WORK TO BE COMPLETED – Output every line of the data exactly as it appears.

(Source records)
╔══

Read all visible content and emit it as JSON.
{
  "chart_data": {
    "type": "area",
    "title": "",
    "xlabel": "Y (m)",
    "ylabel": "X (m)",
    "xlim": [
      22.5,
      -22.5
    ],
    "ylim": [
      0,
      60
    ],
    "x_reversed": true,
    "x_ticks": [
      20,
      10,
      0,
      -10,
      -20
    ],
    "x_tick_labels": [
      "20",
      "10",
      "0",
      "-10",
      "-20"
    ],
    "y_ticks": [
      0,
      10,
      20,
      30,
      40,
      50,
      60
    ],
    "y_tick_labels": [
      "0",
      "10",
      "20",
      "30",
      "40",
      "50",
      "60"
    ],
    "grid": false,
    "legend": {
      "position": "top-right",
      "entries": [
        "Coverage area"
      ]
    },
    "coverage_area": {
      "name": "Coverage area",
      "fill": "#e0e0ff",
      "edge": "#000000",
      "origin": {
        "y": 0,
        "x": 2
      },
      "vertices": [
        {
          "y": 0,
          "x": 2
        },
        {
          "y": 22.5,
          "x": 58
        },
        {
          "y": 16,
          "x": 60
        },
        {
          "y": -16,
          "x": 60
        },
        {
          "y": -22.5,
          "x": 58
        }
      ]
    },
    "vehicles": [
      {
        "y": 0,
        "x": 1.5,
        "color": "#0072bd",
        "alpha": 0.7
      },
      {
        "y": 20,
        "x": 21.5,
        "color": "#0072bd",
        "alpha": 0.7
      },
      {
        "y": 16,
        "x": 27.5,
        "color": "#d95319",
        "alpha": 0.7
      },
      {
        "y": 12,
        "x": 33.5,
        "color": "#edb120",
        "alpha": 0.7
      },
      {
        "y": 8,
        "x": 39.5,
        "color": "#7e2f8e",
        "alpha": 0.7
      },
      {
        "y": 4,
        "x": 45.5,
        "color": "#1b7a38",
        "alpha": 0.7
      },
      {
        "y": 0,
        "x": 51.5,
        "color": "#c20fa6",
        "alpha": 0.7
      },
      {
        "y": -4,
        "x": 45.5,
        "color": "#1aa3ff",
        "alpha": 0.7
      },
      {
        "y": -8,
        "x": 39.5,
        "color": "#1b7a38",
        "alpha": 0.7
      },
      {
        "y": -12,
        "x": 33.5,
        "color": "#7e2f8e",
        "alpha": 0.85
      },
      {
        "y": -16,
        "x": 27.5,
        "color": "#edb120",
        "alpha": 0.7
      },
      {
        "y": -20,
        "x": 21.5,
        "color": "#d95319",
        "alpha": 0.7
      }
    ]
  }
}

╚══

RESPONSE –
Read all visible content and emit it as JSON.
{
  "chart_data": {
    "type": "area",
    "title": "",
    "xlabel": "Y (m)",
    "ylabel": "X (m)",
    "xlim": [
      22.5,
      -22.5
    ],
    "ylim": [
      0,
      60
    ],
    "x_reversed": true,
    "x_ticks": [
      20,
      10,
      0,
      -10,
      -20
    ],
    "x_tick_labels": [
      "20",
      "10",
      "0",
      "-10",
      "-20"
    ],
    "y_ticks": [
      0,
      10,
      20,
      30,
      40,
      50,
      60
    ],
    "y_tick_labels": [
      "0",
      "10",
      "20",
      "30",
      "40",
      "50",
      "60"
    ],
    "grid": false,
    "legend": {
      "position": "top-right",
      "entries": [
        "Coverage area"
      ]
    },
    "coverage_area": {
      "name": "Coverage area",
      "fill": "#e0e0ff",
      "edge": "#000000",
      "origin": {
        "y": 0,
        "x": 2
      },
      "vertices": [
        {
          "y": 0,
          "x": 2
        },
        {
          "y": 22.5,
          "x": 58
        },
        {
          "y": 16,
          "x": 60
        },
        {
          "y": -16,
          "x": 60
        },
        {
          "y": -22.5,
          "x": 58
        }
      ]
    },
    "vehicles": [
      {
        "y": 0,
        "x": 1.5,
        "color": "#0072bd",
        "alpha": 0.7
      },
      {
        "y": 20,
        "x": 21.5,
        "color": "#0072bd",
        "alpha": 0.7
      },
      {
        "y": 16,
        "x": 27.5,
        "color": "#d95319",
        "alpha": 0.7
      },
      {
        "y": 12,
        "x": 33.5,
        "color": "#edb120",
        "alpha": 0.7
      },
      {
        "y": 8,
        "x": 39.5,
        "color": "#7e2f8e",
        "alpha": 0.7
      },
      {
        "y": 4,
        "x": 45.5,
        "color": "#1b7a38",
        "alpha": 0.7
      },
      {
        "y": 0,
        "x": 51.5,
        "color": "#c20fa6",
        "alpha": 0.7
      },
      {
        "y": -4,
        "x": 45.5,
        "color": "#1aa3ff",
        "alpha": 0.7
      },
      {
        "y": -8,
        "x": 39.5,
        "color": "#1b7a38",
        "alpha": 0.7
      },
      {
        "y": -12,
        "x": 33.5,
        "color": "#7e2f8e",
        "alpha": 0.85
      },
      {
        "y": -16,
        "x": 27.5,
        "color": "#edb120",
        "alpha": 0.7
      },
      {
        "y": -20,
        "x": 21.5,
        "color": "#d95319",
        "alpha": 0.7
      }
    ]
  }
}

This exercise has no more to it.